▸ Task:
The records below are made of lines; count those holding the word "function" and give the number only.

(Page text entries)

[Start of section]

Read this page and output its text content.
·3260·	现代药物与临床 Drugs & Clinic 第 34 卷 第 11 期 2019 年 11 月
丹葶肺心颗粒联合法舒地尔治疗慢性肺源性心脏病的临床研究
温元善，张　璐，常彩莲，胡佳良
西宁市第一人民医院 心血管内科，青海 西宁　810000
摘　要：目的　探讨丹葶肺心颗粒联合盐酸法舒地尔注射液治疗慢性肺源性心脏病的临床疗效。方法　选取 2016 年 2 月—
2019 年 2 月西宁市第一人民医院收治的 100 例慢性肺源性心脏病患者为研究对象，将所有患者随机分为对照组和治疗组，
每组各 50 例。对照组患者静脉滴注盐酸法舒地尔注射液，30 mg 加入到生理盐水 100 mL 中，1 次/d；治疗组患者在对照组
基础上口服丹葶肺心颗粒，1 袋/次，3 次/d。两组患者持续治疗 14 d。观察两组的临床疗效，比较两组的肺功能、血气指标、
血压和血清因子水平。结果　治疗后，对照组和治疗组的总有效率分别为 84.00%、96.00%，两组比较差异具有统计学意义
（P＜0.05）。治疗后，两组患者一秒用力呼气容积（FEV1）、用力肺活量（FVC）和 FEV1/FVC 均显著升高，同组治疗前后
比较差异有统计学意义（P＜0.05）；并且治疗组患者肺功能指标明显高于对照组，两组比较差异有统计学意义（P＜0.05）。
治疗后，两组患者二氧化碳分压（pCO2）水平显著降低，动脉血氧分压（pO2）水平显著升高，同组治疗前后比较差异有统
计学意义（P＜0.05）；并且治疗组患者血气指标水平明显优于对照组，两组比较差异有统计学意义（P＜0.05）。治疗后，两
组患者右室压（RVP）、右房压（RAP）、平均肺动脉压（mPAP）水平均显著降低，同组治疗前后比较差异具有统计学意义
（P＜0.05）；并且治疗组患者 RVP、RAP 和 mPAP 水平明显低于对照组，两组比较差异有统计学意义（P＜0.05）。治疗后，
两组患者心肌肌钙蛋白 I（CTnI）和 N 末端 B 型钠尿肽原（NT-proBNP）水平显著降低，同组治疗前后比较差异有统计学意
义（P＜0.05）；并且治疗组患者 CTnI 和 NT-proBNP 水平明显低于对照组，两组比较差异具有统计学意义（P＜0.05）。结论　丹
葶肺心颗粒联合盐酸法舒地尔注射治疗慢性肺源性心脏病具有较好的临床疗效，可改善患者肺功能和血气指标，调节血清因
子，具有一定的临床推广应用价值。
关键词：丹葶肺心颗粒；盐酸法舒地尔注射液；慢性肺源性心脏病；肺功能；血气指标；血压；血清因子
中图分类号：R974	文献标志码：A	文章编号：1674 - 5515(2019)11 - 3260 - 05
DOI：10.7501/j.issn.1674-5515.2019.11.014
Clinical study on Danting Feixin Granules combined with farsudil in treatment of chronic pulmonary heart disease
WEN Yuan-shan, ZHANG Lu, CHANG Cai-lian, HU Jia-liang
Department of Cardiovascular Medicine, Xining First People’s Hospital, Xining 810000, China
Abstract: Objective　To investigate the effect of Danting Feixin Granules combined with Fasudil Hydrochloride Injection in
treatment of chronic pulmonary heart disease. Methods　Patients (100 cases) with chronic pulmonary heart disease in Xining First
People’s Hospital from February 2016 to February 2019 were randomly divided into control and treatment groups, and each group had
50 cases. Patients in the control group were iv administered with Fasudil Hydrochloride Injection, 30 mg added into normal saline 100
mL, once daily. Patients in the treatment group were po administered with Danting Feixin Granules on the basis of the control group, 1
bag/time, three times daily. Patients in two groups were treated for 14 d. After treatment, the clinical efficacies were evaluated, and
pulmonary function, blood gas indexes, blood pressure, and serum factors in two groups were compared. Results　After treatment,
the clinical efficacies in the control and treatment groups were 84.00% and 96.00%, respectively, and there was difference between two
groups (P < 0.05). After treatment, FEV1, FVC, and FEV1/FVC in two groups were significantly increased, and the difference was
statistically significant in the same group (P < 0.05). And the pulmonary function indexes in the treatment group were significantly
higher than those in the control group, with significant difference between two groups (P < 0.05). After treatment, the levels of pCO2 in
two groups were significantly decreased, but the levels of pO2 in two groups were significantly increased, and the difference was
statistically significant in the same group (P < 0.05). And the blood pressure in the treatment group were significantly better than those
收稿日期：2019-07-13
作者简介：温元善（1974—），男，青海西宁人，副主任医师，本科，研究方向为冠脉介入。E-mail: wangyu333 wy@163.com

[End of section]

▸ Response to the exercise:
2